(Document text Opens)
In the decade since it was launched, BLW has found rapturous followers among middle-class mothers, who say it has taken the stress and worry out of feeding. I’ve spoken to people who say it makes mealtimes a more equal interaction between parent and child, who sit side by side as companions at the table. But, as with the breastfeeding–versus–bottle-feeding debates, the BLW discussions on parenting websites can quickly descend into rancor on both sides, with the more dogmatic advocates of BLW suggesting that spoon-feeding in any form is akin to retarding a child’s development.

What’s most striking about the BLW literature is how it takes away the parent’s traditional role as feeder. No longer are parents to view themselves as beneficent providers of treats, like the mother bird passing worms to the nest. Parents, says Rapley, must resist the temptation to “help” a baby who is struggling to get food into his or her mouth. Nor should parents decide when it is time for a baby to stop drinking milk, or how many feeds to give. Rapley recommends continuing to breastfeed alongside the solid meals of finger food, because a breastfed baby is “always in control” of feeding, and will take more or less milk depending on how thirsty he is. “There is no need for [a baby’s] mother to make these decisions for him,” says Rapley. The parent must not hurry the child or chivvy him. And put down your knife. “There is no need to cut food into mouth-sized pieces.” Other than buying and cooking the food—which could be almost anything, but not fast food, ready meals, or choking hazards like nuts—the parent’s main role is to watch.

The evidence so far on BLW is not all positive. On the plus side, the mothers using BLW are required to behave in ways that are less restrictive and pressuring than those using traditional spoon-feeding. Babies fed in this way are more likely to eat the same foods as the rest of the family, which is a bonus, assuming that the family eats healthily. But in one small study of American mothers using BLW, it was found that
the grown-ups—
and by implication the babies—were eating excessive amounts of sugar and salt and inadequate amounts of micronutrients, especially folate.

There are also concerns as to whether all babies are developmentally ready for grabbing chunks of food at six months. Professor Charlotte Wright, a pediatrician from Glasgow, found that, of a sample of six hundred families, only 40 percent of babies were in fact ready to self-feed at six months. By eight months, 90 percent were ready to reach out spontaneously for food. This indicated to Wright that it was “unrealistic” to expect children to rely exclusively on self-feeding when they started on their first tastes of solids. Another problem with BLW is that, as we saw in Chapter 1, when a child waits until six months to start solids, they miss out on much of the crucial flavor window between four and seven months, when they would have been more receptive to acquiring new tastes.
(Document text Closes)
(Dataset entries Opens)
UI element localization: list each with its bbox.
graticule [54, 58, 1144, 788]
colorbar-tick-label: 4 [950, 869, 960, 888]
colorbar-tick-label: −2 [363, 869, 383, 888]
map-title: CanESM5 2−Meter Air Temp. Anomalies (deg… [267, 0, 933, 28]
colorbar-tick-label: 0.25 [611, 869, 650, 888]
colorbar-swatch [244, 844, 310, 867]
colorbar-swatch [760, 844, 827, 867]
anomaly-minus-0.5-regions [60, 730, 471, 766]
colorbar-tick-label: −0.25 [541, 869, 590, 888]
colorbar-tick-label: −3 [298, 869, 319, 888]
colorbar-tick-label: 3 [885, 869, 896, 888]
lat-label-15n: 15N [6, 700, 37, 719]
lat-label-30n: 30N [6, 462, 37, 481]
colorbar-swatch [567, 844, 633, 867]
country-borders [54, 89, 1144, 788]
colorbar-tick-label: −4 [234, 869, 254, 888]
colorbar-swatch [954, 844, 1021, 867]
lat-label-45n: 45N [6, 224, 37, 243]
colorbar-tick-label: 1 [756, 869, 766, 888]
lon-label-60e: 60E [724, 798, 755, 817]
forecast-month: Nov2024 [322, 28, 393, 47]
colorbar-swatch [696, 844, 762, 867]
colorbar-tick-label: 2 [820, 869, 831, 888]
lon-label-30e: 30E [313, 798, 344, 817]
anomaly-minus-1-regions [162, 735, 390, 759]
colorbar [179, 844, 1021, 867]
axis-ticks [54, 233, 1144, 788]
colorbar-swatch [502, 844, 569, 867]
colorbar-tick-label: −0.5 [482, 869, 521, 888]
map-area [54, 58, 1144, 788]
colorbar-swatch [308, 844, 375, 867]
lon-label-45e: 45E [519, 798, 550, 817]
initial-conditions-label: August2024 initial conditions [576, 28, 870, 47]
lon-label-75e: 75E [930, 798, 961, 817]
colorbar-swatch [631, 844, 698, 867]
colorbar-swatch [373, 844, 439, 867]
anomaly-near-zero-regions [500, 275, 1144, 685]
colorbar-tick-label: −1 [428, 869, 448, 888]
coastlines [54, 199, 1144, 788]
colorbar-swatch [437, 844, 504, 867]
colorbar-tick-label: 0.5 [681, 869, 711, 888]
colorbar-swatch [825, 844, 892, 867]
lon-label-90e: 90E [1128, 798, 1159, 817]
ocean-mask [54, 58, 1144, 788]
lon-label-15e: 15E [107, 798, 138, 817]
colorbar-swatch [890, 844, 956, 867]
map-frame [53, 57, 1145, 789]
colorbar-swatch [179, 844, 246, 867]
(Dataset entries Closes)
* **Task goal**
Please list the kinds of food that the text on BLW says the parent should not give the baby. The records are separate material and are not part of the text on BLW.

* **Task solution**
- Fast food
- Ready meals
- Choking hazards like nuts